→ **AIM**
Identify the lines that contain the word "empresa" and copy each one.

→ **DATASET CONTENT**
########

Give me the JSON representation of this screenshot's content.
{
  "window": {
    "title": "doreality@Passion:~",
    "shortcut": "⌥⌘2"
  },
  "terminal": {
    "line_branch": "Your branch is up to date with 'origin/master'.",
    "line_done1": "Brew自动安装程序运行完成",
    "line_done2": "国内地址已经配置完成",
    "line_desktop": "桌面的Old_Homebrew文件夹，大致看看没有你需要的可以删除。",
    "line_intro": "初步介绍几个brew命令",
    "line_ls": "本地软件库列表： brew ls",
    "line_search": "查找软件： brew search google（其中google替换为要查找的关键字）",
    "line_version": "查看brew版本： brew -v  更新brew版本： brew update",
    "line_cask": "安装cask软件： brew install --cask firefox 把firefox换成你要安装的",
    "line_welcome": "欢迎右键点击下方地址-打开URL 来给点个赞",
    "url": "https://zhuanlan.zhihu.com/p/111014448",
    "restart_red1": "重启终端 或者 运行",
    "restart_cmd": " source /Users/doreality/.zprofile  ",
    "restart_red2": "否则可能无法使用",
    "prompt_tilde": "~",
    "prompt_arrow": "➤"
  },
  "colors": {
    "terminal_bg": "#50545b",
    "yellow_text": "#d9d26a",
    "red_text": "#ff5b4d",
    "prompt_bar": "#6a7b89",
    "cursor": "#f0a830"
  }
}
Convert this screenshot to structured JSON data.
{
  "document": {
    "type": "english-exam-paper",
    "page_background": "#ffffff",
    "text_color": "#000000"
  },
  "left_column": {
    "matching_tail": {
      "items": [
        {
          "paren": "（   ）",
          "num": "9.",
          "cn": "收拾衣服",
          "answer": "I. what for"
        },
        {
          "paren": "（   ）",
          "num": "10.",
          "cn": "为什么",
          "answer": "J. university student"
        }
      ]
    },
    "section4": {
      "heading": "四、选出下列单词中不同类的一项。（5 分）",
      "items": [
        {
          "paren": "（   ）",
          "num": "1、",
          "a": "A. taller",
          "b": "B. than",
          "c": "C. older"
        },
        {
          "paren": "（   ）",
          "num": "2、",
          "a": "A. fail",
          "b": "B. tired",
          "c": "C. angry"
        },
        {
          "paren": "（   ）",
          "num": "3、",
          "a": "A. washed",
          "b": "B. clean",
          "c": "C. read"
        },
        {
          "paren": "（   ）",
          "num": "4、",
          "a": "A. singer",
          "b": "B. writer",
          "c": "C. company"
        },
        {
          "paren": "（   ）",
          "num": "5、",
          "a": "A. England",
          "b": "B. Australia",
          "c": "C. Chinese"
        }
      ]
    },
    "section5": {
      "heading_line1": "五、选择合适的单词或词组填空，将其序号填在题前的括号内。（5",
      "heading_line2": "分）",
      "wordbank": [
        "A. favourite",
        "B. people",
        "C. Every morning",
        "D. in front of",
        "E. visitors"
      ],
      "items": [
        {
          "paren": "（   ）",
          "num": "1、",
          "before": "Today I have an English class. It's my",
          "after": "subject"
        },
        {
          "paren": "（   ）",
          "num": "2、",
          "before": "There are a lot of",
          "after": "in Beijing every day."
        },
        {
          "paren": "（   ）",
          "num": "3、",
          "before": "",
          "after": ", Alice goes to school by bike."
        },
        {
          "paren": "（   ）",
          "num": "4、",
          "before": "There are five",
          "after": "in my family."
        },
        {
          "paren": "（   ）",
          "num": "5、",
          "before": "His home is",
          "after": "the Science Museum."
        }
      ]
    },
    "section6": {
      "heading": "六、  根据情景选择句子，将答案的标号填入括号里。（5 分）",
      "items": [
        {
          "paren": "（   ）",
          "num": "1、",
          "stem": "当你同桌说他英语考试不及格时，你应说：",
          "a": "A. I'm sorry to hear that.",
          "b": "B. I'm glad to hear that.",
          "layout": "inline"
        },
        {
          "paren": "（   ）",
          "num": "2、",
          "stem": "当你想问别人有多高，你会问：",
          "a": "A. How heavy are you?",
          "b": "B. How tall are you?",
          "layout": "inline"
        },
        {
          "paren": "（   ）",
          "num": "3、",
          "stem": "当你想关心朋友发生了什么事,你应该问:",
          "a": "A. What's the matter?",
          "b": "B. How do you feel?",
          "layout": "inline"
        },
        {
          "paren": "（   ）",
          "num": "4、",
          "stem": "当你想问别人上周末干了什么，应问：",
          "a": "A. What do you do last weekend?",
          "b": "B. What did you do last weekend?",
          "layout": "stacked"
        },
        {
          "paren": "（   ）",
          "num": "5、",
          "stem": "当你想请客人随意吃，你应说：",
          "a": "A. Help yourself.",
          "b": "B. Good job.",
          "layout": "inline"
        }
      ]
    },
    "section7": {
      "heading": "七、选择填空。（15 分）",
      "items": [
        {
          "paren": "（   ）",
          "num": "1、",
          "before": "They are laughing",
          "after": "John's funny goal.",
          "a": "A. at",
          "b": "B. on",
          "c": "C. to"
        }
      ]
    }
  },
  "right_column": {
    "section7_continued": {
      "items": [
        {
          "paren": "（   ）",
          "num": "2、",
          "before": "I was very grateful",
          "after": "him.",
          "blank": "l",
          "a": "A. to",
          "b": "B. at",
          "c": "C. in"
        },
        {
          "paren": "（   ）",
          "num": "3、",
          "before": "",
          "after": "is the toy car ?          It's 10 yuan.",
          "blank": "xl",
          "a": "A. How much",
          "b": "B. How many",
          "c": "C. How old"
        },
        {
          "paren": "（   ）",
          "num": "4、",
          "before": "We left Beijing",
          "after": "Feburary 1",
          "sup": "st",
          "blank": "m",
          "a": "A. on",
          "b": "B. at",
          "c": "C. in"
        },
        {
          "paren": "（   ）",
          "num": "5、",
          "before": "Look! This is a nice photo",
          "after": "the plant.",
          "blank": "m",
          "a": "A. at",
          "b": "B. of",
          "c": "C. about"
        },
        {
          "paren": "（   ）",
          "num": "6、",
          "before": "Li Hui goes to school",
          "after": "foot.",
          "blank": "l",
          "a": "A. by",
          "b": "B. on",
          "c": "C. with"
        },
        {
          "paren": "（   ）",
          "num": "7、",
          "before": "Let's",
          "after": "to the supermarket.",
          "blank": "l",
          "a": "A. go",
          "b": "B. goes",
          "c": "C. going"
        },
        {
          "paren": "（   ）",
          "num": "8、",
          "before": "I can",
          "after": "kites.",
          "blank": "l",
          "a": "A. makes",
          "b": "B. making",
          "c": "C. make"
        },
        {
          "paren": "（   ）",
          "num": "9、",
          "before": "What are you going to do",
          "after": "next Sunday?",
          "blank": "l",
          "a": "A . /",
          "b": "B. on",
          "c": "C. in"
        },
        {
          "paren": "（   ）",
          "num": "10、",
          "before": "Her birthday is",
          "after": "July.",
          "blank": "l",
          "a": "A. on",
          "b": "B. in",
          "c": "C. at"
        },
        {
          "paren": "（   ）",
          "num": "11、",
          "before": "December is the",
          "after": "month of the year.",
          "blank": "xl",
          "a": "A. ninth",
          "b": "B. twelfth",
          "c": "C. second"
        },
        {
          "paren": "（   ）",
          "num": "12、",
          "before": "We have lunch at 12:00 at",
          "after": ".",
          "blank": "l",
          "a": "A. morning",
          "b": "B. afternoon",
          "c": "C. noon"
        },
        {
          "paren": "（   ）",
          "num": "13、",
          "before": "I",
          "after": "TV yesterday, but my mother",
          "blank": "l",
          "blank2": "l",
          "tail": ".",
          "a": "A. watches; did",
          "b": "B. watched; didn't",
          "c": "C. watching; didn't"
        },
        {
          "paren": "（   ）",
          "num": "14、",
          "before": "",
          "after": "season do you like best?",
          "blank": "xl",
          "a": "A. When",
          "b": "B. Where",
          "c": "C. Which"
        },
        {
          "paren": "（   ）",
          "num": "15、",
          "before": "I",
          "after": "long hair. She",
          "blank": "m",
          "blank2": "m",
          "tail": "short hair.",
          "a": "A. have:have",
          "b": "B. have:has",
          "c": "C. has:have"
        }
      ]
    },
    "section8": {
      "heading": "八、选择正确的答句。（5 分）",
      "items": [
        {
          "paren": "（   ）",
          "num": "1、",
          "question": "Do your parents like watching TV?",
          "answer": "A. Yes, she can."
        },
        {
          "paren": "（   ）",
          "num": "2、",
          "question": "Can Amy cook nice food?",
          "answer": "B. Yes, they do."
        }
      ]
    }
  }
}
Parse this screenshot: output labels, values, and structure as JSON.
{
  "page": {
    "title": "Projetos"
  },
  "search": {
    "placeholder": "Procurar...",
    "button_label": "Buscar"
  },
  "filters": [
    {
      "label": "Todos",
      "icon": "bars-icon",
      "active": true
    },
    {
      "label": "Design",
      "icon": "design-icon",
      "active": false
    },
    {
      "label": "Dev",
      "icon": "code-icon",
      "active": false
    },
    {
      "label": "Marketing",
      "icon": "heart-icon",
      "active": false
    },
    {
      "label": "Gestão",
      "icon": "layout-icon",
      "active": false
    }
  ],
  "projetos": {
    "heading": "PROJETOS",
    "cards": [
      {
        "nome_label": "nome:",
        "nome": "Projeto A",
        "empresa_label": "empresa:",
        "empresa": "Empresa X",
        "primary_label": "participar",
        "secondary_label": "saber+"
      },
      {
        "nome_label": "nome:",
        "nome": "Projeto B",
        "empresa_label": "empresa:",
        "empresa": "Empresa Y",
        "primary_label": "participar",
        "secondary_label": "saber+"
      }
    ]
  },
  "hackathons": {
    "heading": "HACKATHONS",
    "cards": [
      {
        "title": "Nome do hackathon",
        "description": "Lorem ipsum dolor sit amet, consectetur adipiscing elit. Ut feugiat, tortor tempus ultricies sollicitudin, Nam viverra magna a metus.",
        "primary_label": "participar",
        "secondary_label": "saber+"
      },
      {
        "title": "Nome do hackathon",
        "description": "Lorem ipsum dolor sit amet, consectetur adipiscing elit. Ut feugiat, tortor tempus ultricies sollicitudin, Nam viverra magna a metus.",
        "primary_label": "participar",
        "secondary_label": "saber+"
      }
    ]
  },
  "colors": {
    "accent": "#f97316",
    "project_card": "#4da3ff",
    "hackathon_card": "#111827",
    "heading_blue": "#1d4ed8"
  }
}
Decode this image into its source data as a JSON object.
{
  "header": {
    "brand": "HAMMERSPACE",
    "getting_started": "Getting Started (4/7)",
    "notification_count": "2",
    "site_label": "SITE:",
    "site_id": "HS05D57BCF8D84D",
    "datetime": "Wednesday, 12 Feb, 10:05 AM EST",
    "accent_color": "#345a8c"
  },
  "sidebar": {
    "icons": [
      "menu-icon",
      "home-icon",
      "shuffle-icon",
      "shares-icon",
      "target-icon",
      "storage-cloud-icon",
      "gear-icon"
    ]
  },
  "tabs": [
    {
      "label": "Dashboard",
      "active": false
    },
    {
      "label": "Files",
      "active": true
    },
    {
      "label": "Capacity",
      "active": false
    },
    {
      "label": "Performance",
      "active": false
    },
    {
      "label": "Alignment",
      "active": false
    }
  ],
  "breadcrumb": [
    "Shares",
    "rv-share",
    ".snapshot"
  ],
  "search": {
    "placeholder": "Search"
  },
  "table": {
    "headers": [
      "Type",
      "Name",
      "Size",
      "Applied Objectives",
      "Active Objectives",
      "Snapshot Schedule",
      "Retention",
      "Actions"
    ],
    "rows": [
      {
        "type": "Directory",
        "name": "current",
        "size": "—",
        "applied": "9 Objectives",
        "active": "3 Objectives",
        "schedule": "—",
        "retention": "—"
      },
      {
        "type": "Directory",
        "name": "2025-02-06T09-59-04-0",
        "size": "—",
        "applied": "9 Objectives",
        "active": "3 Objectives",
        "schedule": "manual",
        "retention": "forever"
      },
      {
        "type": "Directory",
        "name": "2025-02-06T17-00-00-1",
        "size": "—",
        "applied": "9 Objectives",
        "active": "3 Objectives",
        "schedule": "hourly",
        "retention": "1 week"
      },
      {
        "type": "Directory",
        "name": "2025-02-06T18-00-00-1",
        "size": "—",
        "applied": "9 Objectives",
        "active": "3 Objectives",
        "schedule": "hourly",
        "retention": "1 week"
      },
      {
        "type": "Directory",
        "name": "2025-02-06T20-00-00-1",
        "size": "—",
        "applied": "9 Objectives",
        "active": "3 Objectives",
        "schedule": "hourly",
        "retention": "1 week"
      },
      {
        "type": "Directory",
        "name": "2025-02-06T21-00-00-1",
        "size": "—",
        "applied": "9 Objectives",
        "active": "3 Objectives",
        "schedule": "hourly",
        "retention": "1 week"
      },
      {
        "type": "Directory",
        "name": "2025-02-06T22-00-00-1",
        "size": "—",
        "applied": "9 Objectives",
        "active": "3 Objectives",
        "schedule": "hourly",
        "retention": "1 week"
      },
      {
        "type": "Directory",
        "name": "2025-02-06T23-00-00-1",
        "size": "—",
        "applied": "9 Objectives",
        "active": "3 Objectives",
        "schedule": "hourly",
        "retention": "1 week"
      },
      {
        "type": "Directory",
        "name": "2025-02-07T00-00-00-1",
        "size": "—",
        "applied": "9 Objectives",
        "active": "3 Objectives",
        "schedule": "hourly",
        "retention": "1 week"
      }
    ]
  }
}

########

→ **ANSWER**
        "empresa_label": "empresa:",
        "empresa": "Empresa X",
        "empresa_label": "empresa:",
        "empresa": "Empresa Y",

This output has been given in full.